PROVIDED DATA —
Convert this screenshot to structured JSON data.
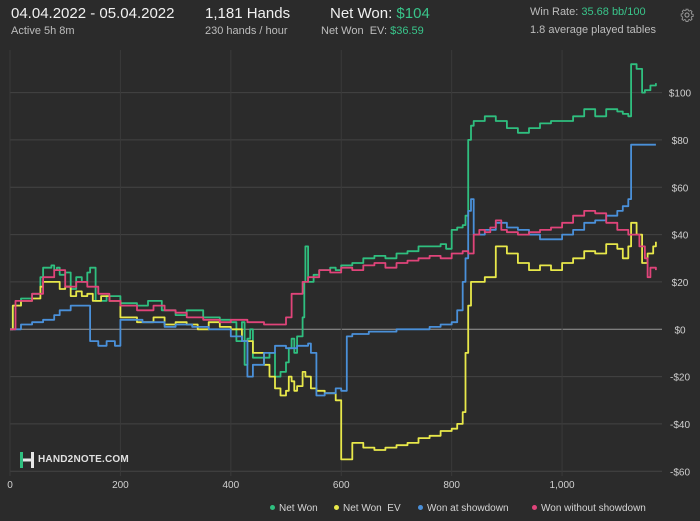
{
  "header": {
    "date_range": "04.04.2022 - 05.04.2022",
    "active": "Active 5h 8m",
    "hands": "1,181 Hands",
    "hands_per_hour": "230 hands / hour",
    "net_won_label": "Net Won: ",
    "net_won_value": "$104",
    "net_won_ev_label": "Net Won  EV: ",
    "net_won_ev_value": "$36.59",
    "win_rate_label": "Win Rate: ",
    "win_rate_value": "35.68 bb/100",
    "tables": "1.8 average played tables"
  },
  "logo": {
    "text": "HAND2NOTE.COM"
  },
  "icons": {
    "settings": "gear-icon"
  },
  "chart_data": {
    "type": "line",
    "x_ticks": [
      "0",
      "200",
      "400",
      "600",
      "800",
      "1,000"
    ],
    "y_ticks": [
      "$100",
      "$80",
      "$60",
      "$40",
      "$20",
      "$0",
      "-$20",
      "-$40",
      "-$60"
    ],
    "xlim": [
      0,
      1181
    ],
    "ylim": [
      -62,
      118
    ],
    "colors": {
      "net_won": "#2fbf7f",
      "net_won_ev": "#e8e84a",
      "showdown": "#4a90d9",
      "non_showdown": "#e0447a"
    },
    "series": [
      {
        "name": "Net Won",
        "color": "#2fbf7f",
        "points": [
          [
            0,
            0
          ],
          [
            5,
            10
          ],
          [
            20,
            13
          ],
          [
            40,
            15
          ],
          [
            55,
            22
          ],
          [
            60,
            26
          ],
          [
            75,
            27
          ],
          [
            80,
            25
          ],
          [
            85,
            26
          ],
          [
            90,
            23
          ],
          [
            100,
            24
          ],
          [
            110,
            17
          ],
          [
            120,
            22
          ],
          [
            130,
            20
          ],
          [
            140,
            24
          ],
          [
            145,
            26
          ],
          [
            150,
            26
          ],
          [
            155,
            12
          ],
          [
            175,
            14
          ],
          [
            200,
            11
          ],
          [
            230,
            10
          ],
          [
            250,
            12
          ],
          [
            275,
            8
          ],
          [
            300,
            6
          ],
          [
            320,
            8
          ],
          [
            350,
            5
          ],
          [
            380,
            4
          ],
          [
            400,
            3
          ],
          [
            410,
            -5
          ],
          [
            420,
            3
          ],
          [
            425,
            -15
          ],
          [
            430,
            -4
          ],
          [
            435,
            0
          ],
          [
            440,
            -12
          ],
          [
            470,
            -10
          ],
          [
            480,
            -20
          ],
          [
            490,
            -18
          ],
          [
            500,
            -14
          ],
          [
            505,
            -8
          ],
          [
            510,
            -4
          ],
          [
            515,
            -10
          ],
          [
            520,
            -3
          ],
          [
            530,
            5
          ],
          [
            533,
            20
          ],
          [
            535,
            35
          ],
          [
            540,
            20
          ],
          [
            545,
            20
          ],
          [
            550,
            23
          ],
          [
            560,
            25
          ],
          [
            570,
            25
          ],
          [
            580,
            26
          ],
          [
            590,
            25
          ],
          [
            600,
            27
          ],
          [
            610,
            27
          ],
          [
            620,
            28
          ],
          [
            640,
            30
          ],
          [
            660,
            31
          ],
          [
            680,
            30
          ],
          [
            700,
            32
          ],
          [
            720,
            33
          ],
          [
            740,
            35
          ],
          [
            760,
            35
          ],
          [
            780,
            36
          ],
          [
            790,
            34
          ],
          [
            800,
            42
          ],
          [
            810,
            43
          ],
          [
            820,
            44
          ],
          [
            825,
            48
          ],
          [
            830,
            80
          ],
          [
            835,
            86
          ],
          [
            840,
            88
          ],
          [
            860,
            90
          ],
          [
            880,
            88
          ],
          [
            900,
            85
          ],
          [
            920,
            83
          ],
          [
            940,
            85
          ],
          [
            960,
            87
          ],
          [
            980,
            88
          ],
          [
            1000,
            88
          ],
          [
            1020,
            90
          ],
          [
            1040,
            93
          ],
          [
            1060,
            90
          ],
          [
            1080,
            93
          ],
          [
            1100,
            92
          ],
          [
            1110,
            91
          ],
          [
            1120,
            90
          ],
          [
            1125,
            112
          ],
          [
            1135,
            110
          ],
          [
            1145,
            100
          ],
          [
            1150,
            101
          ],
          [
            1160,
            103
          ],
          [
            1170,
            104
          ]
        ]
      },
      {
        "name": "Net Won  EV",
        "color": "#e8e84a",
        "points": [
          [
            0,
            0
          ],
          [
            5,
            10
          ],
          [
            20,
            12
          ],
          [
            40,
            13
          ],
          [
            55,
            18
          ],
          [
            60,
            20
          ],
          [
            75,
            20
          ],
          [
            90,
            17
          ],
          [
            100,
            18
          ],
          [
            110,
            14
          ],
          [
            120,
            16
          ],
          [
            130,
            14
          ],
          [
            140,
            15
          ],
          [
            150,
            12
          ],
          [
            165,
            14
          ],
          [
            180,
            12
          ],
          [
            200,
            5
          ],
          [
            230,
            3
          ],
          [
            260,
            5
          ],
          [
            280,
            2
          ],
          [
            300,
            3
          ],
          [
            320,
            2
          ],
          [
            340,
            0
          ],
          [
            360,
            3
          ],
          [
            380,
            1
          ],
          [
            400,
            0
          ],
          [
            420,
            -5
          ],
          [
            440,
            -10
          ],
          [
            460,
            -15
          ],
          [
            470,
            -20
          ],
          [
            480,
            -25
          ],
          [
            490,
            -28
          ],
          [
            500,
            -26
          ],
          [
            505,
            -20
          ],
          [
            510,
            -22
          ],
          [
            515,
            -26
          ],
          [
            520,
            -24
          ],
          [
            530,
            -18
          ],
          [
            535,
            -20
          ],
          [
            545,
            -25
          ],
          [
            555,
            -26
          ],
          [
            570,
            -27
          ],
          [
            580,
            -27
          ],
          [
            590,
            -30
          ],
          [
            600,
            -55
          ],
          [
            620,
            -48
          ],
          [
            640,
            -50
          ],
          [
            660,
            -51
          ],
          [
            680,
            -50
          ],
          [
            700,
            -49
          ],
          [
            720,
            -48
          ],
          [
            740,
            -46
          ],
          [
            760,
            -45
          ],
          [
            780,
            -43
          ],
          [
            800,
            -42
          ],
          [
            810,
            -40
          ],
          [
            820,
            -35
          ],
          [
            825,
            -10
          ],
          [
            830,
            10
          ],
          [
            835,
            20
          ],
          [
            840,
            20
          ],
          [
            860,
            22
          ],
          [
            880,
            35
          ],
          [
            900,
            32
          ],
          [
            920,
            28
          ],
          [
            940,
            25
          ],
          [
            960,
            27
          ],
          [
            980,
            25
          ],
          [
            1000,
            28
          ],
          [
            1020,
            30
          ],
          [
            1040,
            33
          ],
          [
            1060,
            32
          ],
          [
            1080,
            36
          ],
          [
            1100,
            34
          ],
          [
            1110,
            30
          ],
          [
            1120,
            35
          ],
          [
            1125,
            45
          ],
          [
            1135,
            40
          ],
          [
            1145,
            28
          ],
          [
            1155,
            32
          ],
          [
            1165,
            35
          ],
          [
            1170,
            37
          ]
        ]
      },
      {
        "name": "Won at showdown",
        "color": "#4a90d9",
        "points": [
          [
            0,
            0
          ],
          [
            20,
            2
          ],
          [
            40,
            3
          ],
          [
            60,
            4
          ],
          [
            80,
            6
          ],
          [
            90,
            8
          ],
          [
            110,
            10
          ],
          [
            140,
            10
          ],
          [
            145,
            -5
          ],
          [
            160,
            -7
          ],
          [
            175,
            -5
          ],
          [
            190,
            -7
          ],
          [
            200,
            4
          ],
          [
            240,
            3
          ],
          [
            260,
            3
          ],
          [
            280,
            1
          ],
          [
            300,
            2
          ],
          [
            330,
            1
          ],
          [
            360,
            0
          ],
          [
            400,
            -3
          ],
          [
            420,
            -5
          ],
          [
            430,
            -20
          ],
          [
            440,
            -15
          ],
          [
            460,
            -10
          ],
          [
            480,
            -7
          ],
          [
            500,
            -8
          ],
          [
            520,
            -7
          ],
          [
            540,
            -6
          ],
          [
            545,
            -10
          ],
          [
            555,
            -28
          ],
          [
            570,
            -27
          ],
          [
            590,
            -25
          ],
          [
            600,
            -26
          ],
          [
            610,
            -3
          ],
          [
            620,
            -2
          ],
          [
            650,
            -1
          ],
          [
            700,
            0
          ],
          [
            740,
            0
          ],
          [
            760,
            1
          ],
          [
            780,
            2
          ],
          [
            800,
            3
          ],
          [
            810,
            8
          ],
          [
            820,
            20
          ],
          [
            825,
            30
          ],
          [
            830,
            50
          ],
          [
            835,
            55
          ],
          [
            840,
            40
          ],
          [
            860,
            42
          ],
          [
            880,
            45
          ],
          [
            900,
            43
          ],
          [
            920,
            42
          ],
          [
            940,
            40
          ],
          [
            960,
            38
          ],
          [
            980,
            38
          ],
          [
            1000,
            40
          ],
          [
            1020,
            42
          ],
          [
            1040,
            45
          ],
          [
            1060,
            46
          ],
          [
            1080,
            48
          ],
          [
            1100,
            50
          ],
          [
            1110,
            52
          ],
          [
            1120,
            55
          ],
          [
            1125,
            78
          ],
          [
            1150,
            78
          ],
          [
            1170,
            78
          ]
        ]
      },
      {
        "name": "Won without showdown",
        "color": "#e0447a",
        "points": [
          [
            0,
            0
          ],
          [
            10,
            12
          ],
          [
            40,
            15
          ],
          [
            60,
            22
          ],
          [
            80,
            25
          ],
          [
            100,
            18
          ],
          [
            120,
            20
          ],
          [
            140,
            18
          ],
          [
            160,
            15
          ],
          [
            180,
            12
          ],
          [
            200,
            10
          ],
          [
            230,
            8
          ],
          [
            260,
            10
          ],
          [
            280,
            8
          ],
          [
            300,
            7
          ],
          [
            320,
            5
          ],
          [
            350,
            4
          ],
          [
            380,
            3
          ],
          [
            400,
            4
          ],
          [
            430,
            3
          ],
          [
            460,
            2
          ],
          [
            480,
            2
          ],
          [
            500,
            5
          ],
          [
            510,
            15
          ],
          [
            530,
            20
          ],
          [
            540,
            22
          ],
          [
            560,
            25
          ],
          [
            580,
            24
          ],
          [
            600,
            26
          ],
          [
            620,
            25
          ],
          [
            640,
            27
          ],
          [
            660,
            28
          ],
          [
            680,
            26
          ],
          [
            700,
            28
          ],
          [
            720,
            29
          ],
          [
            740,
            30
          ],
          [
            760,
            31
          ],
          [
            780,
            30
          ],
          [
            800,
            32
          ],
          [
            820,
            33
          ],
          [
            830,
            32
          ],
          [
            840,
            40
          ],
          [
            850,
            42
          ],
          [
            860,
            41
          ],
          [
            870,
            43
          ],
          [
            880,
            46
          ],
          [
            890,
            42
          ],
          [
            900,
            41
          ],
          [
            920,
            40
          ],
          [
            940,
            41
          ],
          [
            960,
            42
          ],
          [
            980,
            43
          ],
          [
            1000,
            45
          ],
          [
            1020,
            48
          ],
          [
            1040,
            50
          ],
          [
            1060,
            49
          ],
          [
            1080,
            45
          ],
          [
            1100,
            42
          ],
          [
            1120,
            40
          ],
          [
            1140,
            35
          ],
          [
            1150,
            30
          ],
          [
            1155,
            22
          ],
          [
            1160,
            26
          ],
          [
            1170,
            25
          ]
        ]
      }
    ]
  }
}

PROBLEM — From the records above, copy every line that holds the word "hands".

FULL SOLUTION —
    "hands": "1,181 Hands",
    "hands_per_hour": "230 hands / hour",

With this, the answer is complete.